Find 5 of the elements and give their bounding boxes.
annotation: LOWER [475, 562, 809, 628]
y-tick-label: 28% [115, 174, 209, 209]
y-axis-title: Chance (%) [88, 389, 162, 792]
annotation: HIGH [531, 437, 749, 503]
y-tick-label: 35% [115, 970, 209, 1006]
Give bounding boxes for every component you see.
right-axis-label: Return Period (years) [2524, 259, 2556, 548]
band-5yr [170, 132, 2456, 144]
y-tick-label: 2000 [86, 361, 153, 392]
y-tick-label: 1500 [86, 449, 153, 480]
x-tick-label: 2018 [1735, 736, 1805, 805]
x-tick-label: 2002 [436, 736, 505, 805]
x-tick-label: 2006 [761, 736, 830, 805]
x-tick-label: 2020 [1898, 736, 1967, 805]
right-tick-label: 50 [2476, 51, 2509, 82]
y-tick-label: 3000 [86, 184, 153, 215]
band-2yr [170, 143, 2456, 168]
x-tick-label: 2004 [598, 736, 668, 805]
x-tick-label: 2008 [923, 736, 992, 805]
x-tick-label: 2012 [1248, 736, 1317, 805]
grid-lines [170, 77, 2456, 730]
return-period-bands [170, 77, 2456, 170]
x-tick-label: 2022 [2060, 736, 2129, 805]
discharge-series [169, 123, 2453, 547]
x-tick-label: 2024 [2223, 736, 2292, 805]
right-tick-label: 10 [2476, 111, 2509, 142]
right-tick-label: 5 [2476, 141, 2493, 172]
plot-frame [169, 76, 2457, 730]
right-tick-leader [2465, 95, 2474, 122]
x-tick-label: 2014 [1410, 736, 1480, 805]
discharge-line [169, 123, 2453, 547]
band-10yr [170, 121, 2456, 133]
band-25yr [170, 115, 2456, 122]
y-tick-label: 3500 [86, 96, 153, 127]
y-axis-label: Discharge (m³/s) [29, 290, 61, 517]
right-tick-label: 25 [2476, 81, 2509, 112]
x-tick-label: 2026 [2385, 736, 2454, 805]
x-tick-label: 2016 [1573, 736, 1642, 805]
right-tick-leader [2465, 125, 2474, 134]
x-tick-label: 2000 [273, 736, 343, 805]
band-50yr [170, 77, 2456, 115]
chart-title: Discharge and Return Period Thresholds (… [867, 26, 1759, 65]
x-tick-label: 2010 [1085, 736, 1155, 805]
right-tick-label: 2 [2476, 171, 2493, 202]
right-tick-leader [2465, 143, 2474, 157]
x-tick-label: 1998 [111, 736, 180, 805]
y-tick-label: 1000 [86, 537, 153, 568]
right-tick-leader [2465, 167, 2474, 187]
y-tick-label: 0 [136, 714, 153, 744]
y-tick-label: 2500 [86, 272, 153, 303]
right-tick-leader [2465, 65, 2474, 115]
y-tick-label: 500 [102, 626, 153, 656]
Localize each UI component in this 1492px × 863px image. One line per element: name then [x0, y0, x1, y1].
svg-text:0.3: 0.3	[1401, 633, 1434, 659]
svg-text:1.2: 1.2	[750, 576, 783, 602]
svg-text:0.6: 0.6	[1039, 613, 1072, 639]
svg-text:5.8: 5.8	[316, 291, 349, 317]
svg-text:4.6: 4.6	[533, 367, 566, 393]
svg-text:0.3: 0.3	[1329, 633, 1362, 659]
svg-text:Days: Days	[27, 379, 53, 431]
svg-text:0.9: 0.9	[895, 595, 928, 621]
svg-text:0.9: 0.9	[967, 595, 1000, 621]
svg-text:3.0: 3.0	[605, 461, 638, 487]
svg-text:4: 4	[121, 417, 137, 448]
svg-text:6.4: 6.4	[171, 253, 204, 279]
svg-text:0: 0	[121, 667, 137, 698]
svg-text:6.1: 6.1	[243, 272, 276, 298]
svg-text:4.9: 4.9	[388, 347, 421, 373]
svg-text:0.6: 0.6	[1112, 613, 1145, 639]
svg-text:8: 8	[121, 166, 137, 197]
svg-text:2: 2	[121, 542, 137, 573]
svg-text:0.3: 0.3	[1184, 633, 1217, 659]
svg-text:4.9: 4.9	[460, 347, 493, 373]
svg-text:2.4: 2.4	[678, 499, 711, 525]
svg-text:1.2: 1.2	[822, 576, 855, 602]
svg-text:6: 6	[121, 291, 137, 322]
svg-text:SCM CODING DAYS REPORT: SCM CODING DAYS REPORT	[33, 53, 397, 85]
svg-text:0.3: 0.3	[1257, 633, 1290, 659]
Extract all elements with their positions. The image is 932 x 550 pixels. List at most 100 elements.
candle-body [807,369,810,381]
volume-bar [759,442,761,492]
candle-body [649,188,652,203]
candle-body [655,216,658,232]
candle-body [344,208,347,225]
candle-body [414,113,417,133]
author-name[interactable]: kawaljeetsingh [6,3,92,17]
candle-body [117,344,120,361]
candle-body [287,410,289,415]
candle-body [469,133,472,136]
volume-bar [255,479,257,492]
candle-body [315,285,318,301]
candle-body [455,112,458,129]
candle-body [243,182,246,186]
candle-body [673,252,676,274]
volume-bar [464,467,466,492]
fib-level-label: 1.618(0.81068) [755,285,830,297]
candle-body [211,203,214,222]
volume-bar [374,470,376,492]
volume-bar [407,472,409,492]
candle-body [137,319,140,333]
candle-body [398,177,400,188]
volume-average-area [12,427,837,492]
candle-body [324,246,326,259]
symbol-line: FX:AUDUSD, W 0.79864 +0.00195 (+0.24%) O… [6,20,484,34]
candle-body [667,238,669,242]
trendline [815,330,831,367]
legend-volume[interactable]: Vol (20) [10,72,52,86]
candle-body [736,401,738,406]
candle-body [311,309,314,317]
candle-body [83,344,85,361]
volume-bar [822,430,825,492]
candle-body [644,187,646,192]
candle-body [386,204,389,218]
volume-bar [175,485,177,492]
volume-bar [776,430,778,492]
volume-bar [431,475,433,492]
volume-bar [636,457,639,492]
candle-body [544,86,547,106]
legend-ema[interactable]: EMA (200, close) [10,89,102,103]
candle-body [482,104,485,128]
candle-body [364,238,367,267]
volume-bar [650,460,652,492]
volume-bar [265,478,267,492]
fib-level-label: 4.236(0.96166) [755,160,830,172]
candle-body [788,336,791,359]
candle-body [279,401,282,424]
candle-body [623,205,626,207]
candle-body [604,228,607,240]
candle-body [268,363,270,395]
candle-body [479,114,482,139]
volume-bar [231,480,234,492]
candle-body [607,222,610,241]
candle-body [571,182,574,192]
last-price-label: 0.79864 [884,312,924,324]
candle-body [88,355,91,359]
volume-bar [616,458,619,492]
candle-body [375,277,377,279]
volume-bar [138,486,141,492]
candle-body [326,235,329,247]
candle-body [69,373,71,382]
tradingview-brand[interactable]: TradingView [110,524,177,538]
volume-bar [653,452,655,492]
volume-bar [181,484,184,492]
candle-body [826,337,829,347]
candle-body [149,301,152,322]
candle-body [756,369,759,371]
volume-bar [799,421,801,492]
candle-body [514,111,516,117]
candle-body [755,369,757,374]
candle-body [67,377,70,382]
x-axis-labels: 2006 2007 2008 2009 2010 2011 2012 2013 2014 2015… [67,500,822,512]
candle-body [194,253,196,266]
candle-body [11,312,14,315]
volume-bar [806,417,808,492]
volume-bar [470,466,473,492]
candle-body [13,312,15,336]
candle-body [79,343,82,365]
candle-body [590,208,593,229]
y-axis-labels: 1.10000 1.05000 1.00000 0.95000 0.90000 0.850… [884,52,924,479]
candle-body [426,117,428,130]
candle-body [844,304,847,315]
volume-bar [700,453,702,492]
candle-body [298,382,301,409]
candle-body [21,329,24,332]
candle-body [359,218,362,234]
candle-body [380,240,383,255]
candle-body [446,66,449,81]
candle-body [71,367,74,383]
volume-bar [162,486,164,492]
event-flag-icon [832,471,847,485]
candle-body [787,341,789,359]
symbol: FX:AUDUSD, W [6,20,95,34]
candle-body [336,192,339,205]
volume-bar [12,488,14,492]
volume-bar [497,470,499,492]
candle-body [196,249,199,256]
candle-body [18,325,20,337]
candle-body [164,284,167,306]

What you should do: Copy the data from the first line down to and including the line with "right-tick-leader [2465, 167, 2474, 187]", swapping "HIGH" for "PEAK" and leaving everything else the same.

Solution for this task:
Find 5 of the elements and give their bounding boxes.
annotation: LOWER [475, 562, 809, 628]
y-tick-label: 28% [115, 174, 209, 209]
y-axis-title: Chance (%) [88, 389, 162, 792]
annotation: PEAK [531, 437, 749, 503]
y-tick-label: 35% [115, 970, 209, 1006]
Give bounding boxes for every component you see.
right-axis-label: Return Period (years) [2524, 259, 2556, 548]
band-5yr [170, 132, 2456, 144]
y-tick-label: 2000 [86, 361, 153, 392]
y-tick-label: 1500 [86, 449, 153, 480]
x-tick-label: 2018 [1735, 736, 1805, 805]
x-tick-label: 2002 [436, 736, 505, 805]
x-tick-label: 2006 [761, 736, 830, 805]
x-tick-label: 2020 [1898, 736, 1967, 805]
right-tick-label: 50 [2476, 51, 2509, 82]
y-tick-label: 3000 [86, 184, 153, 215]
band-2yr [170, 143, 2456, 168]
x-tick-label: 2004 [598, 736, 668, 805]
x-tick-label: 2008 [923, 736, 992, 805]
x-tick-label: 2012 [1248, 736, 1317, 805]
grid-lines [170, 77, 2456, 730]
return-period-bands [170, 77, 2456, 170]
x-tick-label: 2022 [2060, 736, 2129, 805]
discharge-series [169, 123, 2453, 547]
x-tick-label: 2024 [2223, 736, 2292, 805]
right-tick-label: 10 [2476, 111, 2509, 142]
right-tick-label: 5 [2476, 141, 2493, 172]
plot-frame [169, 76, 2457, 730]
right-tick-leader [2465, 95, 2474, 122]
x-tick-label: 2014 [1410, 736, 1480, 805]
discharge-line [169, 123, 2453, 547]
band-10yr [170, 121, 2456, 133]
band-25yr [170, 115, 2456, 122]
y-tick-label: 3500 [86, 96, 153, 127]
y-axis-label: Discharge (m³/s) [29, 290, 61, 517]
right-tick-label: 25 [2476, 81, 2509, 112]
x-tick-label: 2026 [2385, 736, 2454, 805]
x-tick-label: 2016 [1573, 736, 1642, 805]
right-tick-leader [2465, 125, 2474, 134]
x-tick-label: 2000 [273, 736, 343, 805]
band-50yr [170, 77, 2456, 115]
chart-title: Discharge and Return Period Thresholds (… [867, 26, 1759, 65]
x-tick-label: 2010 [1085, 736, 1155, 805]
right-tick-label: 2 [2476, 171, 2493, 202]
right-tick-leader [2465, 143, 2474, 157]
x-tick-label: 1998 [111, 736, 180, 805]
y-tick-label: 1000 [86, 537, 153, 568]
right-tick-leader [2465, 167, 2474, 187]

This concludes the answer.